Begin Given passage

It’s your last chance to take your little scientists to the Cambridge Science Festival, which began April 13 and wraps up on Sunday. This year’s festival, which has been chock-full of more than 200 events at 70 different venues in Cambridge and beyond, will offer plenty of events in its final days. Happening this weekend: Your family can play with magnets and coils of wire to discover how electricity is created at the Cambridge Public Library, learn the science of local food at the Boston Public Market, nab free admission to Harvard’s Peabody Museum, and more. (Through April 22 at various times; various places; some events are free and others require admission fees; all ages)
Your kids will be able to jam out, play with puppets, and listen to stories in the children’s area of this festival. They won’t want to miss the hands-on activities area, either, where they’ll be able to make crowns, create musical instruments out of household materials, and learn origami. The main festival will include concerts from folk singers and performers doing dances from the Middle East, Egypt, China, and other parts of the world. It’s all happening at a three-day event that’s expected to attract 3,500 guests and feature about 1,000 performers. Note that most of the programming for children will take place during daylight hours on Saturday and Sunday. (Friday, April 20 through Sunday, April 22 at various times; Mansfield High School and the adjacent Mansfield Middle School, Mansfield; $9-$85, free for kids 8 and under; all ages)
Go exploring with your kids, and save money while doing it. In celebration of National Park Week, all national parks will waive their fees on Saturday, one of just four days in 2018 when all national parks cost $0 to enter. (The first day took place on Jan. 15, and the other remaining free days are Sept. 22 and Nov. 11). There are more than 400 national parks in the United States, and many of them are free every day, but 118 of them normally charge to enter, according to the National Park Service. National parks across New England that will waive fees include Adams National Historical Park and Cape Cod National Seashore in Massachusetts, Saint-Gaudens National Historic Site in New Hampshire, and Acadia National Park in Maine. (Saturday, April 21 at various times; various places; all ages; free)

End Given passage
Begin Material shown

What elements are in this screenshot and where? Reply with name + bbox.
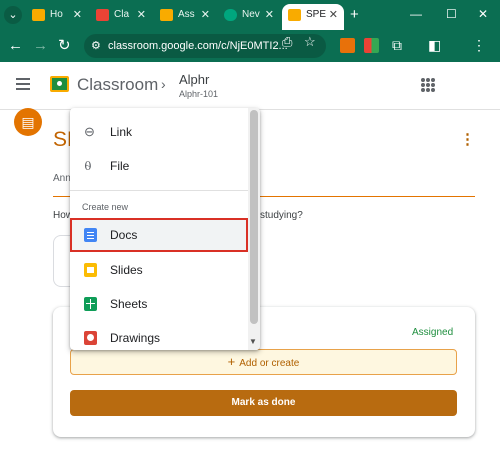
bookmark-star-icon[interactable]: ☆ <box>304 34 316 50</box>
menu-item-slides[interactable]: Slides <box>70 253 248 287</box>
assignment-icon: ▤ <box>14 108 42 136</box>
app-name[interactable]: Classroom <box>77 75 158 95</box>
add-create-menu: ⊖ Link ⍬ File Create new Docs Slides She… <box>70 108 260 350</box>
mark-as-done-button[interactable]: Mark as done <box>70 390 457 416</box>
menu-item-label: File <box>110 159 130 173</box>
menu-item-docs[interactable]: Docs <box>70 218 248 252</box>
drawings-icon <box>84 331 97 345</box>
tab-active[interactable]: SPE ✕ <box>282 4 344 30</box>
tab-strip: ⌄ Ho ✕ Cla ✕ Ass ✕ Nev ✕ SPE ✕ + — ☐ ✕ <box>0 0 500 30</box>
sheets-icon <box>84 297 97 311</box>
menu-divider <box>70 190 248 191</box>
close-window-icon[interactable]: ✕ <box>478 5 488 23</box>
add-or-create-label: Add or create <box>239 358 300 369</box>
more-options-icon[interactable]: ⋮ <box>460 130 475 148</box>
maximize-icon[interactable]: ☐ <box>446 5 457 23</box>
install-app-icon[interactable]: ⎙ <box>282 34 292 50</box>
classroom-logo-icon[interactable] <box>50 76 69 92</box>
classroom-favicon-icon <box>288 9 301 21</box>
tab-label: Ass <box>178 9 195 20</box>
class-name[interactable]: Alphr <box>179 72 209 87</box>
hamburger-menu-icon[interactable] <box>16 78 30 90</box>
menu-item-drawings[interactable]: Drawings <box>70 321 248 350</box>
status-badge: Assigned <box>412 327 454 338</box>
classroom-favicon-icon <box>32 9 45 21</box>
menu-item-sheets[interactable]: Sheets <box>70 287 248 321</box>
extensions-puzzle-icon[interactable]: ⧉ <box>392 36 402 54</box>
meet-favicon-icon <box>224 9 237 21</box>
menu-item-label: Drawings <box>110 331 161 345</box>
site-info-icon[interactable]: ⚙ <box>91 34 101 58</box>
menu-item-label: Docs <box>110 228 138 242</box>
back-icon[interactable]: ← <box>8 37 23 55</box>
classroom-header: Classroom › Alphr Alphr-101 <box>0 62 500 110</box>
instructions-end: studying? <box>260 210 303 221</box>
scroll-down-arrow-icon[interactable]: ▼ <box>249 337 257 346</box>
plus-icon: + <box>227 354 236 369</box>
add-or-create-button[interactable]: + Add or create <box>70 349 457 375</box>
reload-icon[interactable]: ↻ <box>58 37 71 55</box>
tab-close-icon[interactable]: ✕ <box>137 4 146 26</box>
new-tab-button[interactable]: + <box>350 7 359 23</box>
tab-close-icon[interactable]: ✕ <box>265 4 274 26</box>
tab-close-icon[interactable]: ✕ <box>329 4 338 26</box>
side-panel-icon[interactable]: ◧ <box>428 36 441 54</box>
tab-label: Ho <box>50 9 63 20</box>
extension-icon[interactable] <box>340 38 355 53</box>
browser-menu-icon[interactable]: ⋮ <box>472 36 486 54</box>
tab-news[interactable]: Nev ✕ <box>218 4 280 28</box>
tab-assignment[interactable]: Ass ✕ <box>154 4 216 28</box>
tab-label: Nev <box>242 9 260 20</box>
url-text: classroom.google.com/c/NjE0MTI2... <box>108 40 288 52</box>
tab-close-icon[interactable]: ✕ <box>201 4 210 26</box>
slides-icon <box>84 263 97 277</box>
link-icon: ⊖ <box>84 124 95 139</box>
tab-gmail[interactable]: Cla ✕ <box>90 4 152 28</box>
forward-icon[interactable]: → <box>33 37 48 55</box>
gmail-favicon-icon <box>96 9 109 21</box>
tab-close-icon[interactable]: ✕ <box>73 4 82 26</box>
menu-item-label: Slides <box>110 263 143 277</box>
breadcrumb-chevron-icon: › <box>161 76 166 92</box>
menu-item-file[interactable]: ⍬ File <box>70 149 248 183</box>
class-section: Alphr-101 <box>179 89 219 99</box>
create-new-header: Create new <box>82 202 129 212</box>
browser-chrome: ⌄ Ho ✕ Cla ✕ Ass ✕ Nev ✕ SPE ✕ + — ☐ ✕ ←… <box>0 0 500 62</box>
tab-how[interactable]: Ho ✕ <box>26 4 88 28</box>
docs-icon <box>84 228 97 242</box>
assignment-meta: Ann <box>53 173 71 184</box>
menu-item-label: Sheets <box>110 297 148 311</box>
paperclip-icon: ⍬ <box>84 158 92 173</box>
extension-icon[interactable] <box>364 38 379 53</box>
tab-search-icon[interactable]: ⌄ <box>4 6 22 24</box>
menu-item-label: Link <box>110 125 133 139</box>
browser-toolbar: ← → ↻ ⚙ classroom.google.com/c/NjE0MTI2.… <box>0 30 500 62</box>
classroom-favicon-icon <box>160 9 173 21</box>
apps-grid-icon[interactable] <box>421 78 435 92</box>
menu-item-link[interactable]: ⊖ Link <box>70 115 248 149</box>
minimize-icon[interactable]: — <box>410 5 422 23</box>
tab-label: SPE <box>306 9 327 20</box>
tab-label: Cla <box>114 9 130 20</box>
menu-scrollbar-thumb[interactable] <box>250 110 258 324</box>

End Material shown

*What you are asked to do:* According to the weekend events passage, about how many performers will the three-day festival in Mansfield feature? The records were taken from a different source than the text.

*Answer for the task:* About 1,000 performers.